### Written instruction
Print the entries below word for word; the pictures stay out of your copy.

**** Data excerpts ****

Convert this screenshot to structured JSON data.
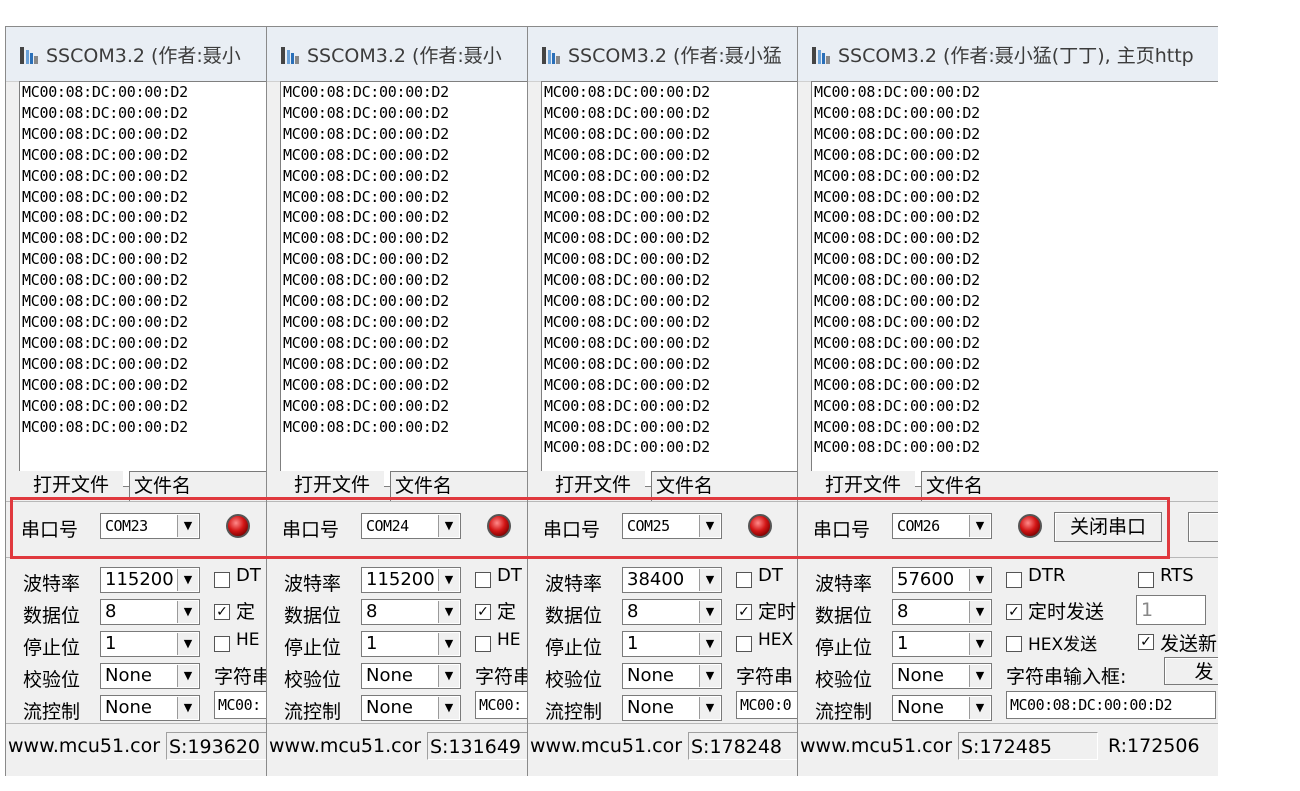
{
  "windows": [
    {
      "title": "SSCOM3.2 (作者:聂小",
      "recv_lines": [
        "MC00:08:DC:00:00:D2",
        "MC00:08:DC:00:00:D2",
        "MC00:08:DC:00:00:D2",
        "MC00:08:DC:00:00:D2",
        "MC00:08:DC:00:00:D2",
        "MC00:08:DC:00:00:D2",
        "MC00:08:DC:00:00:D2",
        "MC00:08:DC:00:00:D2",
        "MC00:08:DC:00:00:D2",
        "MC00:08:DC:00:00:D2",
        "MC00:08:DC:00:00:D2",
        "MC00:08:DC:00:00:D2",
        "MC00:08:DC:00:00:D2",
        "MC00:08:DC:00:00:D2",
        "MC00:08:DC:00:00:D2",
        "MC00:08:DC:00:00:D2",
        "MC00:08:DC:00:00:D2"
      ],
      "open_file": "打开文件",
      "file_name": "文件名",
      "port_label": "串口号",
      "port": "COM23",
      "baud_label": "波特率",
      "baud": "115200",
      "databits_label": "数据位",
      "databits": "8",
      "stopbits_label": "停止位",
      "stopbits": "1",
      "parity_label": "校验位",
      "parity": "None",
      "flow_label": "流控制",
      "flow": "None",
      "dtr": "DT",
      "timed": "定",
      "hex": "HE",
      "strlabel": "字符串",
      "strinput": "MC00:",
      "status_web": "www.mcu51.cor",
      "status_s": "S:193620"
    },
    {
      "title": "SSCOM3.2 (作者:聂小",
      "recv_lines": [
        "MC00:08:DC:00:00:D2",
        "MC00:08:DC:00:00:D2",
        "MC00:08:DC:00:00:D2",
        "MC00:08:DC:00:00:D2",
        "MC00:08:DC:00:00:D2",
        "MC00:08:DC:00:00:D2",
        "MC00:08:DC:00:00:D2",
        "MC00:08:DC:00:00:D2",
        "MC00:08:DC:00:00:D2",
        "MC00:08:DC:00:00:D2",
        "MC00:08:DC:00:00:D2",
        "MC00:08:DC:00:00:D2",
        "MC00:08:DC:00:00:D2",
        "MC00:08:DC:00:00:D2",
        "MC00:08:DC:00:00:D2",
        "MC00:08:DC:00:00:D2",
        "MC00:08:DC:00:00:D2"
      ],
      "open_file": "打开文件",
      "file_name": "文件名",
      "port_label": "串口号",
      "port": "COM24",
      "baud_label": "波特率",
      "baud": "115200",
      "databits_label": "数据位",
      "databits": "8",
      "stopbits_label": "停止位",
      "stopbits": "1",
      "parity_label": "校验位",
      "parity": "None",
      "flow_label": "流控制",
      "flow": "None",
      "dtr": "DT",
      "timed": "定",
      "hex": "HE",
      "strlabel": "字符串",
      "strinput": "MC00:",
      "status_web": "www.mcu51.cor",
      "status_s": "S:131649"
    },
    {
      "title": "SSCOM3.2 (作者:聂小猛",
      "recv_lines": [
        "MC00:08:DC:00:00:D2",
        "MC00:08:DC:00:00:D2",
        "MC00:08:DC:00:00:D2",
        "MC00:08:DC:00:00:D2",
        "MC00:08:DC:00:00:D2",
        "MC00:08:DC:00:00:D2",
        "MC00:08:DC:00:00:D2",
        "MC00:08:DC:00:00:D2",
        "MC00:08:DC:00:00:D2",
        "MC00:08:DC:00:00:D2",
        "MC00:08:DC:00:00:D2",
        "MC00:08:DC:00:00:D2",
        "MC00:08:DC:00:00:D2",
        "MC00:08:DC:00:00:D2",
        "MC00:08:DC:00:00:D2",
        "MC00:08:DC:00:00:D2",
        "MC00:08:DC:00:00:D2",
        "MC00:08:DC:00:00:D2"
      ],
      "open_file": "打开文件",
      "file_name": "文件名",
      "port_label": "串口号",
      "port": "COM25",
      "baud_label": "波特率",
      "baud": "38400",
      "databits_label": "数据位",
      "databits": "8",
      "stopbits_label": "停止位",
      "stopbits": "1",
      "parity_label": "校验位",
      "parity": "None",
      "flow_label": "流控制",
      "flow": "None",
      "dtr": "DT",
      "timed": "定时",
      "hex": "HEX",
      "strlabel": "字符串",
      "strinput": "MC00:0",
      "status_web": "www.mcu51.cor",
      "status_s": "S:178248"
    },
    {
      "title": "SSCOM3.2 (作者:聂小猛(丁丁), 主页http",
      "recv_lines": [
        "MC00:08:DC:00:00:D2",
        "MC00:08:DC:00:00:D2",
        "MC00:08:DC:00:00:D2",
        "MC00:08:DC:00:00:D2",
        "MC00:08:DC:00:00:D2",
        "MC00:08:DC:00:00:D2",
        "MC00:08:DC:00:00:D2",
        "MC00:08:DC:00:00:D2",
        "MC00:08:DC:00:00:D2",
        "MC00:08:DC:00:00:D2",
        "MC00:08:DC:00:00:D2",
        "MC00:08:DC:00:00:D2",
        "MC00:08:DC:00:00:D2",
        "MC00:08:DC:00:00:D2",
        "MC00:08:DC:00:00:D2",
        "MC00:08:DC:00:00:D2",
        "MC00:08:DC:00:00:D2",
        "MC00:08:DC:00:00:D2"
      ],
      "open_file": "打开文件",
      "file_name": "文件名",
      "port_label": "串口号",
      "port": "COM26",
      "close_port": "关闭串口",
      "baud_label": "波特率",
      "baud": "57600",
      "databits_label": "数据位",
      "databits": "8",
      "stopbits_label": "停止位",
      "stopbits": "1",
      "parity_label": "校验位",
      "parity": "None",
      "flow_label": "流控制",
      "flow": "None",
      "dtr": "DTR",
      "rts": "RTS",
      "timed": "定时发送",
      "interval": "1",
      "hex": "HEX发送",
      "send_newline": "发送新",
      "strlabel": "字符串输入框:",
      "send_btn": "发",
      "strinput": "MC00:08:DC:00:00:D2",
      "status_web": "www.mcu51.cor",
      "status_s": "S:172485",
      "status_r": "R:172506"
    }
  ],
  "colors": {
    "highlight": "#e0393e",
    "led": "#d21515"
  }
}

****

### Answer to this exercise
Convert this screenshot to structured JSON data.
{
  "windows": [
    {
      "title": "SSCOM3.2 (作者:聂小",
      "recv_lines": [
        "MC00:08:DC:00:00:D2",
        "MC00:08:DC:00:00:D2",
        "MC00:08:DC:00:00:D2",
        "MC00:08:DC:00:00:D2",
        "MC00:08:DC:00:00:D2",
        "MC00:08:DC:00:00:D2",
        "MC00:08:DC:00:00:D2",
        "MC00:08:DC:00:00:D2",
        "MC00:08:DC:00:00:D2",
        "MC00:08:DC:00:00:D2",
        "MC00:08:DC:00:00:D2",
        "MC00:08:DC:00:00:D2",
        "MC00:08:DC:00:00:D2",
        "MC00:08:DC:00:00:D2",
        "MC00:08:DC:00:00:D2",
        "MC00:08:DC:00:00:D2",
        "MC00:08:DC:00:00:D2"
      ],
      "open_file": "打开文件",
      "file_name": "文件名",
      "port_label": "串口号",
      "port": "COM23",
      "baud_label": "波特率",
      "baud": "115200",
      "databits_label": "数据位",
      "databits": "8",
      "stopbits_label": "停止位",
      "stopbits": "1",
      "parity_label": "校验位",
      "parity": "None",
      "flow_label": "流控制",
      "flow": "None",
      "dtr": "DT",
      "timed": "定",
      "hex": "HE",
      "strlabel": "字符串",
      "strinput": "MC00:",
      "status_web": "www.mcu51.cor",
      "status_s": "S:193620"
    },
    {
      "title": "SSCOM3.2 (作者:聂小",
      "recv_lines": [
        "MC00:08:DC:00:00:D2",
        "MC00:08:DC:00:00:D2",
        "MC00:08:DC:00:00:D2",
        "MC00:08:DC:00:00:D2",
        "MC00:08:DC:00:00:D2",
        "MC00:08:DC:00:00:D2",
        "MC00:08:DC:00:00:D2",
        "MC00:08:DC:00:00:D2",
        "MC00:08:DC:00:00:D2",
        "MC00:08:DC:00:00:D2",
        "MC00:08:DC:00:00:D2",
        "MC00:08:DC:00:00:D2",
        "MC00:08:DC:00:00:D2",
        "MC00:08:DC:00:00:D2",
        "MC00:08:DC:00:00:D2",
        "MC00:08:DC:00:00:D2",
        "MC00:08:DC:00:00:D2"
      ],
      "open_file": "打开文件",
      "file_name": "文件名",
      "port_label": "串口号",
      "port": "COM24",
      "baud_label": "波特率",
      "baud": "115200",
      "databits_label": "数据位",
      "databits": "8",
      "stopbits_label": "停止位",
      "stopbits": "1",
      "parity_label": "校验位",
      "parity": "None",
      "flow_label": "流控制",
      "flow": "None",
      "dtr": "DT",
      "timed": "定",
      "hex": "HE",
      "strlabel": "字符串",
      "strinput": "MC00:",
      "status_web": "www.mcu51.cor",
      "status_s": "S:131649"
    },
    {
      "title": "SSCOM3.2 (作者:聂小猛",
      "recv_lines": [
        "MC00:08:DC:00:00:D2",
        "MC00:08:DC:00:00:D2",
        "MC00:08:DC:00:00:D2",
        "MC00:08:DC:00:00:D2",
        "MC00:08:DC:00:00:D2",
        "MC00:08:DC:00:00:D2",
        "MC00:08:DC:00:00:D2",
        "MC00:08:DC:00:00:D2",
        "MC00:08:DC:00:00:D2",
        "MC00:08:DC:00:00:D2",
        "MC00:08:DC:00:00:D2",
        "MC00:08:DC:00:00:D2",
        "MC00:08:DC:00:00:D2",
        "MC00:08:DC:00:00:D2",
        "MC00:08:DC:00:00:D2",
        "MC00:08:DC:00:00:D2",
        "MC00:08:DC:00:00:D2",
        "MC00:08:DC:00:00:D2"
      ],
      "open_file": "打开文件",
      "file_name": "文件名",
      "port_label": "串口号",
      "port": "COM25",
      "baud_label": "波特率",
      "baud": "38400",
      "databits_label": "数据位",
      "databits": "8",
      "stopbits_label": "停止位",
      "stopbits": "1",
      "parity_label": "校验位",
      "parity": "None",
      "flow_label": "流控制",
      "flow": "None",
      "dtr": "DT",
      "timed": "定时",
      "hex": "HEX",
      "strlabel": "字符串",
      "strinput": "MC00:0",
      "status_web": "www.mcu51.cor",
      "status_s": "S:178248"
    },
    {
      "title": "SSCOM3.2 (作者:聂小猛(丁丁), 主页http",
      "recv_lines": [
        "MC00:08:DC:00:00:D2",
        "MC00:08:DC:00:00:D2",
        "MC00:08:DC:00:00:D2",
        "MC00:08:DC:00:00:D2",
        "MC00:08:DC:00:00:D2",
        "MC00:08:DC:00:00:D2",
        "MC00:08:DC:00:00:D2",
        "MC00:08:DC:00:00:D2",
        "MC00:08:DC:00:00:D2",
        "MC00:08:DC:00:00:D2",
        "MC00:08:DC:00:00:D2",
        "MC00:08:DC:00:00:D2",
        "MC00:08:DC:00:00:D2",
        "MC00:08:DC:00:00:D2",
        "MC00:08:DC:00:00:D2",
        "MC00:08:DC:00:00:D2",
        "MC00:08:DC:00:00:D2",
        "MC00:08:DC:00:00:D2"
      ],
      "open_file": "打开文件",
      "file_name": "文件名",
      "port_label": "串口号",
      "port": "COM26",
      "close_port": "关闭串口",
      "baud_label": "波特率",
      "baud": "57600",
      "databits_label": "数据位",
      "databits": "8",
      "stopbits_label": "停止位",
      "stopbits": "1",
      "parity_label": "校验位",
      "parity": "None",
      "flow_label": "流控制",
      "flow": "None",
      "dtr": "DTR",
      "rts": "RTS",
      "timed": "定时发送",
      "interval": "1",
      "hex": "HEX发送",
      "send_newline": "发送新",
      "strlabel": "字符串输入框:",
      "send_btn": "发",
      "strinput": "MC00:08:DC:00:00:D2",
      "status_web": "www.mcu51.cor",
      "status_s": "S:172485",
      "status_r": "R:172506"
    }
  ],
  "colors": {
    "highlight": "#e0393e",
    "led": "#d21515"
  }
}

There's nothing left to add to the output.